Excerpt to read:
Self-Made Maids is a 1950 short subject directed by Jules White starring American slapstick comedy team The Three Stooges (Moe Howard, Larry Fine and Shemp Howard). It is the 124th entry in the series released by Columbia Pictures starring the comedians, who released 190 shorts for the studio between 1934 and 1959.

Plot
The Stooges are artists who fall in love with three models, Larraine, Moella and Shempetta. The short begins with the three models getting ready for their portrait sitting. After they are finished, they do not want to be late, and begin to skip out of the door. Larraine and Shempetta crash into the wall while Moella falls into the next room. At the studio, the Stooges accidentally ruin each other's work, but calm down when the models arrive. The models agree to the Stooges' proposals, and they go to ask their father for their hands in marriage. The Stooges bump into the models' father, but do not know his identity. He gets mad at them, but the Stooges get even with their usual style. The models' father later denies their proposal request when he recognizes them as the "hoodlums" who accosted him earlier. After a wild chase around the house, the Stooges catch him, and tickle his feet until he changes his mind. Eventually, he agrees, and the boys marry their girls. Later, all three couples finally have a baby of their own.

Supplied data:
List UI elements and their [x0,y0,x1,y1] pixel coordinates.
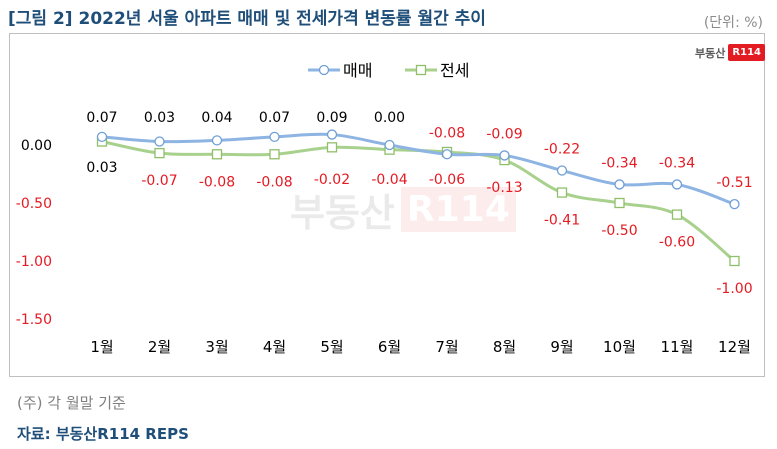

Required tasks:
a) Copy out the stretch from "Self-Made Maids is" through "1934 and 1959." in the Self-Made Maids article, word for word.
b) Write the next part of the article on the Three Stooges short Self-Made Maids, picking up after its final sentence.

Expected results:
a)
Self-Made Maids is a 1950 short subject directed by Jules White starring American slapstick comedy team The Three Stooges (Moe Howard, Larry Fine and Shemp Howard). It is the 124th entry in the series released by Columbia Pictures starring the comedians, who released 190 shorts for the studio between 1934 and 1959.

b)
Cast
 Moe Howard as Moe, Moella, Father, Mergatroyd
 Larry Fine as Larry, Larraine, Baby Doll and Lady in art
 Shemp Howard as Shemp, Shempette, Junior and Mustache man in art
 Teddy Mangean as Man in Lobby (uncredited)

Production notes
Self-Made Maids was filmed on March 14–17, 1949. It is one of two Stooge films that does not have a supporting cast, the other being 1958's Oil's Well That Ends Well. The boys all play themselves, a second character in drag, and their children. Moe also plays the girls' father, while Shemp and Larry appear briefly as a couple in a painting.

Moe’s high heel slipped while skipping (in the opening scene), resulting in a sprained ankle. Rather than ruining the take, Moe hopped into the next room to get out of the camera view, tossing his purse in order to use both of his hands to break his fall onto the bed. Moe tripped over the bed, and hit his head on the bed leg, knocking him out. Moe arrived on the set the following day on crutches.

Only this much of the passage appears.